[Records from a data source]
# # # # # # #

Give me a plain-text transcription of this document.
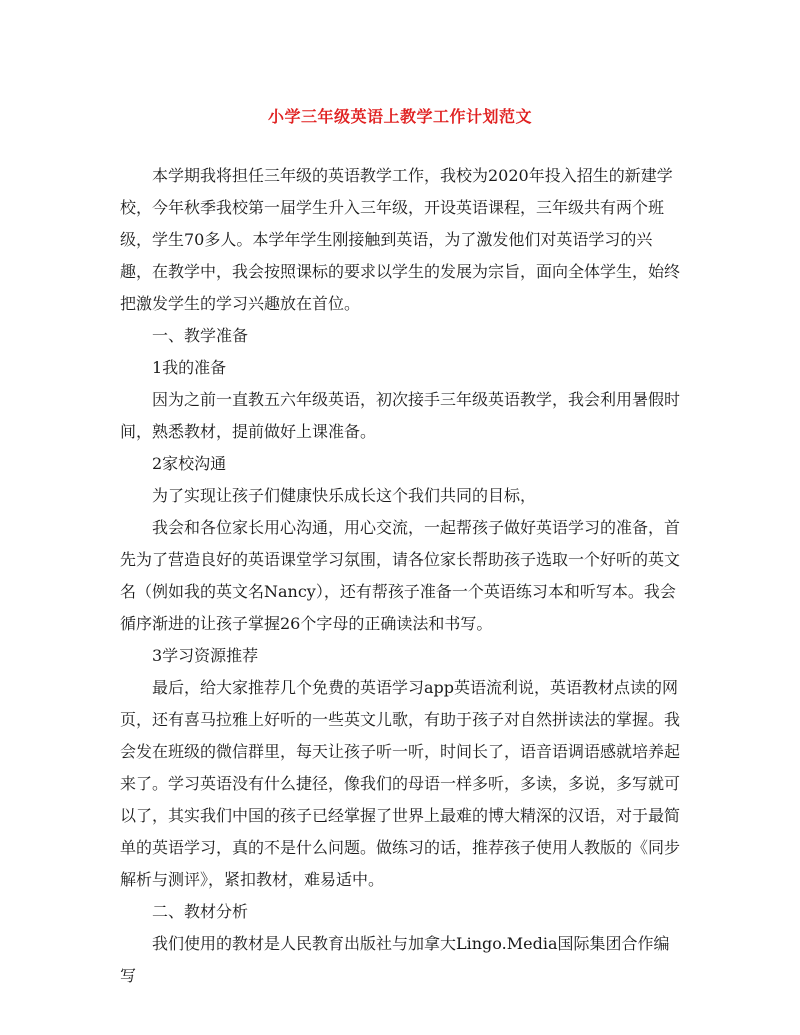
小学三年级英语上教学工作计划范文

本学期我将担任三年级的英语教学工作，我校为2020年投入招生的新建学校，今年秋季我校第一届学生升入三年级，开设英语课程，三年级共有两个班级，学生70多人。本学年学生刚接触到英语，为了激发他们对英语学习的兴趣，在教学中，我会按照课标的要求以学生的发展为宗旨，面向全体学生，始终把激发学生的学习兴趣放在首位。

一、教学准备

1我的准备

因为之前一直教五六年级英语，初次接手三年级英语教学，我会利用暑假时间，熟悉教材，提前做好上课准备。

2家校沟通

为了实现让孩子们健康快乐成长这个我们共同的目标，

我会和各位家长用心沟通，用心交流，一起帮孩子做好英语学习的准备，首先为了营造良好的英语课堂学习氛围，请各位家长帮助孩子选取一个好听的英文名（例如我的英文名Nancy），还有帮孩子准备一个英语练习本和听写本。我会循序渐进的让孩子掌握26个字母的正确读法和书写。

3学习资源推荐

最后，给大家推荐几个免费的英语学习app英语流利说，英语教材点读的网页，还有喜马拉雅上好听的一些英文儿歌，有助于孩子对自然拼读法的掌握。我会发在班级的微信群里，每天让孩子听一听，时间长了，语音语调语感就培养起来了。学习英语没有什么捷径，像我们的母语一样多听，多读，多说，多写就可以了，其实我们中国的孩子已经掌握了世界上最难的博大精深的汉语，对于最简单的英语学习，真的不是什么问题。做练习的话，推荐孩子使用人教版的《同步解析与测评》，紧扣教材，难易适中。

二、教材分析

我们使用的教材是人民教育出版社与加拿大Lingo.Media国际集团合作编写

# # # # # # #

Short problem:
Repeat all the records above exactly, leaving out any pictures.

Answer to this exercise:
Give me a plain-text transcription of this document.
小学三年级英语上教学工作计划范文

本学期我将担任三年级的英语教学工作，我校为2020年投入招生的新建学校，今年秋季我校第一届学生升入三年级，开设英语课程，三年级共有两个班级，学生70多人。本学年学生刚接触到英语，为了激发他们对英语学习的兴趣，在教学中，我会按照课标的要求以学生的发展为宗旨，面向全体学生，始终把激发学生的学习兴趣放在首位。

一、教学准备

1我的准备

因为之前一直教五六年级英语，初次接手三年级英语教学，我会利用暑假时间，熟悉教材，提前做好上课准备。

2家校沟通

为了实现让孩子们健康快乐成长这个我们共同的目标，

我会和各位家长用心沟通，用心交流，一起帮孩子做好英语学习的准备，首先为了营造良好的英语课堂学习氛围，请各位家长帮助孩子选取一个好听的英文名（例如我的英文名Nancy），还有帮孩子准备一个英语练习本和听写本。我会循序渐进的让孩子掌握26个字母的正确读法和书写。

3学习资源推荐

最后，给大家推荐几个免费的英语学习app英语流利说，英语教材点读的网页，还有喜马拉雅上好听的一些英文儿歌，有助于孩子对自然拼读法的掌握。我会发在班级的微信群里，每天让孩子听一听，时间长了，语音语调语感就培养起来了。学习英语没有什么捷径，像我们的母语一样多听，多读，多说，多写就可以了，其实我们中国的孩子已经掌握了世界上最难的博大精深的汉语，对于最简单的英语学习，真的不是什么问题。做练习的话，推荐孩子使用人教版的《同步解析与测评》，紧扣教材，难易适中。

二、教材分析

我们使用的教材是人民教育出版社与加拿大Lingo.Media国际集团合作编写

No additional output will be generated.